• _Challenge_: Copy down every line where the string "scared" shows up.

• _Available records_:
=-=-=

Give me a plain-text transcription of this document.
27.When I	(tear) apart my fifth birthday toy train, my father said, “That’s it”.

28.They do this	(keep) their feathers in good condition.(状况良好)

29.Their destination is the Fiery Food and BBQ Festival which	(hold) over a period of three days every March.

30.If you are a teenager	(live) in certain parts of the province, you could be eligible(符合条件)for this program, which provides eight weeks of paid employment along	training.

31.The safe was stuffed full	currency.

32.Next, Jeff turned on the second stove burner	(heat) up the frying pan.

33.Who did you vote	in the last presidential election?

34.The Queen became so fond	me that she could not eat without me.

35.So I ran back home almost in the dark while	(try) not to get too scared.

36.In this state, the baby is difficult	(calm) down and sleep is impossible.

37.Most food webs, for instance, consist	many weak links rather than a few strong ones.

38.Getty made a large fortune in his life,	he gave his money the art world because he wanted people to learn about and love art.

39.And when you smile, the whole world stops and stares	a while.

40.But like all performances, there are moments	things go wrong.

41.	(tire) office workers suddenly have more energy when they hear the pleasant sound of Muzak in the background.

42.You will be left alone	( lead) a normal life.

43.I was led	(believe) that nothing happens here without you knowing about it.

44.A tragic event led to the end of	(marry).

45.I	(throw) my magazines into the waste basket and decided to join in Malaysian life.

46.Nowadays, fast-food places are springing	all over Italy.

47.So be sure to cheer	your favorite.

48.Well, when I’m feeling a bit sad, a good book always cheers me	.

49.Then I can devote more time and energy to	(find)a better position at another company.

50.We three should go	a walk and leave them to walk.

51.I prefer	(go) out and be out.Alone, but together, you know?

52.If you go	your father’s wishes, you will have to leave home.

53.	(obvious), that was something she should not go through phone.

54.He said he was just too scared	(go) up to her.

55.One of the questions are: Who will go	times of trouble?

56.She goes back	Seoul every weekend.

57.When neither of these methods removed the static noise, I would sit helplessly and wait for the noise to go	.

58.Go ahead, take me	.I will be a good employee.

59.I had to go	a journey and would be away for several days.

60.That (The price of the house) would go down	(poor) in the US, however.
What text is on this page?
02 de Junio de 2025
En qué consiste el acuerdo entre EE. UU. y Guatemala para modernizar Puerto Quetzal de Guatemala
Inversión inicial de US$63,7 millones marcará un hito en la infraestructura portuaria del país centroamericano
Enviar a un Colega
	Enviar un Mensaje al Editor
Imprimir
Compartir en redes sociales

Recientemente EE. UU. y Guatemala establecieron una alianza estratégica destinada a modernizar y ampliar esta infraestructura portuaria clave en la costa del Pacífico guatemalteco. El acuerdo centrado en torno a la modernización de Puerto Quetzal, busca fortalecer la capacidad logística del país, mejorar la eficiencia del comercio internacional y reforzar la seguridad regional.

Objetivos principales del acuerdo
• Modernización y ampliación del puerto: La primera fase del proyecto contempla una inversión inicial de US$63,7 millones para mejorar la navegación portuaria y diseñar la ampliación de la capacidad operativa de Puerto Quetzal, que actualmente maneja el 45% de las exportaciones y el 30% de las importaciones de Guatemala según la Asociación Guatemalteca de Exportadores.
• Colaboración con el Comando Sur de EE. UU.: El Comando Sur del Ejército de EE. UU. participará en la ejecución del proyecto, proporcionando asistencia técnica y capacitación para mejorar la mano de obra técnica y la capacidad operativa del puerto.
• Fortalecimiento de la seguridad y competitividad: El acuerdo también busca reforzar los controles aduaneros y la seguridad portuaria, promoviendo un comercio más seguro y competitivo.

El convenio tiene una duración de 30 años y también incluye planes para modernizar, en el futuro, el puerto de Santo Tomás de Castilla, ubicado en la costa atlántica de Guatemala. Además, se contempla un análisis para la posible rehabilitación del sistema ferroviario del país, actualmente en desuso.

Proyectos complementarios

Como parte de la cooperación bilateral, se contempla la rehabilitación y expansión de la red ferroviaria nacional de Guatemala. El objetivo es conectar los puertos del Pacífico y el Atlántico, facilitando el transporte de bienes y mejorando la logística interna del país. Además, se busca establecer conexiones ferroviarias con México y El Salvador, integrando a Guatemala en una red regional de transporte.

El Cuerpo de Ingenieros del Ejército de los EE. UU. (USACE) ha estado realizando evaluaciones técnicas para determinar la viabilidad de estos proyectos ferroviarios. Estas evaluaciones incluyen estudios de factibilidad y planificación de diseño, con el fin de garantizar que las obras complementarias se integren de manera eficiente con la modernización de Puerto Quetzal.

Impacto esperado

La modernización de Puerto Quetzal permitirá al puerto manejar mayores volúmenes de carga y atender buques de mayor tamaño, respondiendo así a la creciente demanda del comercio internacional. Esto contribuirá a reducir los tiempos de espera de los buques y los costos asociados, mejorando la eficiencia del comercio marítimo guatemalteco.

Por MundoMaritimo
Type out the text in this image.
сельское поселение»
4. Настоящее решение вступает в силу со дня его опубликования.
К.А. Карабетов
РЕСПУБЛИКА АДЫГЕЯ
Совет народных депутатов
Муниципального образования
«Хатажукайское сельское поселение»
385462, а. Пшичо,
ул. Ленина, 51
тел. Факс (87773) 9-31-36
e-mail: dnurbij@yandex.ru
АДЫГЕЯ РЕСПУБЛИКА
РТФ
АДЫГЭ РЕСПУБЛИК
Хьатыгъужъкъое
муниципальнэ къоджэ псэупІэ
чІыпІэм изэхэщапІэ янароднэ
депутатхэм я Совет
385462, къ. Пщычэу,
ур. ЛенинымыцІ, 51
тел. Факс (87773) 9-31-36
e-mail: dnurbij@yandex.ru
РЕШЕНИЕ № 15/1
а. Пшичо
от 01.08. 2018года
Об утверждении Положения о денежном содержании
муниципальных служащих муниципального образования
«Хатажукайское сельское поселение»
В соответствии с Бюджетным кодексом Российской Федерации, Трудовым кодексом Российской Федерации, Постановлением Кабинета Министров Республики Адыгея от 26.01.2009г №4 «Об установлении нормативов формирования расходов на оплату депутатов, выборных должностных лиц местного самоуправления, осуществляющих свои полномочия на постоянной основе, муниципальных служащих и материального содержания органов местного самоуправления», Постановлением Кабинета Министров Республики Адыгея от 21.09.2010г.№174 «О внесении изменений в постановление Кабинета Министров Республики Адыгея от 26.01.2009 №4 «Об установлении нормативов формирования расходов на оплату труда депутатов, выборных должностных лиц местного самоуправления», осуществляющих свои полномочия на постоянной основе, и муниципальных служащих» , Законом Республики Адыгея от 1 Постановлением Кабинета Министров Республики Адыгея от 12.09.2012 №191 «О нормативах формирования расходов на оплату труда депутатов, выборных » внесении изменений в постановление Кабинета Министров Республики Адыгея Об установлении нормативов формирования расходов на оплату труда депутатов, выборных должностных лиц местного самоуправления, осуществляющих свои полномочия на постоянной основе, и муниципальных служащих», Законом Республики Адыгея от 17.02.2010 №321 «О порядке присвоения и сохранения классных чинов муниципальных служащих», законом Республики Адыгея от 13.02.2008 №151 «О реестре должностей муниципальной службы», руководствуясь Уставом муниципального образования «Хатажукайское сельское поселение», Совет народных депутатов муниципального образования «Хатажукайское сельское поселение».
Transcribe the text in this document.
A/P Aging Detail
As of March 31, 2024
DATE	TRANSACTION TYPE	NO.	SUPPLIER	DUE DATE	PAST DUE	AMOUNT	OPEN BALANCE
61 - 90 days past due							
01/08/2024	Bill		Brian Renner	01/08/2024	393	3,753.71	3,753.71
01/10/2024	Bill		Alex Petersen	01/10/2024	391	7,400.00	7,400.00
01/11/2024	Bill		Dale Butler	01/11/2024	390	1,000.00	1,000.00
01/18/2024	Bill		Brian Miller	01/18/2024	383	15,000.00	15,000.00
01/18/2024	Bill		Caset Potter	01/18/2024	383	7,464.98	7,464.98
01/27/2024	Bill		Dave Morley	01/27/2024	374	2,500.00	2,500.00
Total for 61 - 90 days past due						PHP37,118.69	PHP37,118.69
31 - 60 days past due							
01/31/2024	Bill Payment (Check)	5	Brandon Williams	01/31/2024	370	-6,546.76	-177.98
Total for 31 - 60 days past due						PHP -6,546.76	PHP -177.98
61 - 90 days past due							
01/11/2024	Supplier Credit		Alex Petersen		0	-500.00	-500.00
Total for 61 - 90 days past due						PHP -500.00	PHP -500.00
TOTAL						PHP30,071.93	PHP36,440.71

=-=-=

• _Answer_:
35.So I ran back home almost in the dark while	(try) not to get too scared.
54.He said he was just too scared	(go) up to her.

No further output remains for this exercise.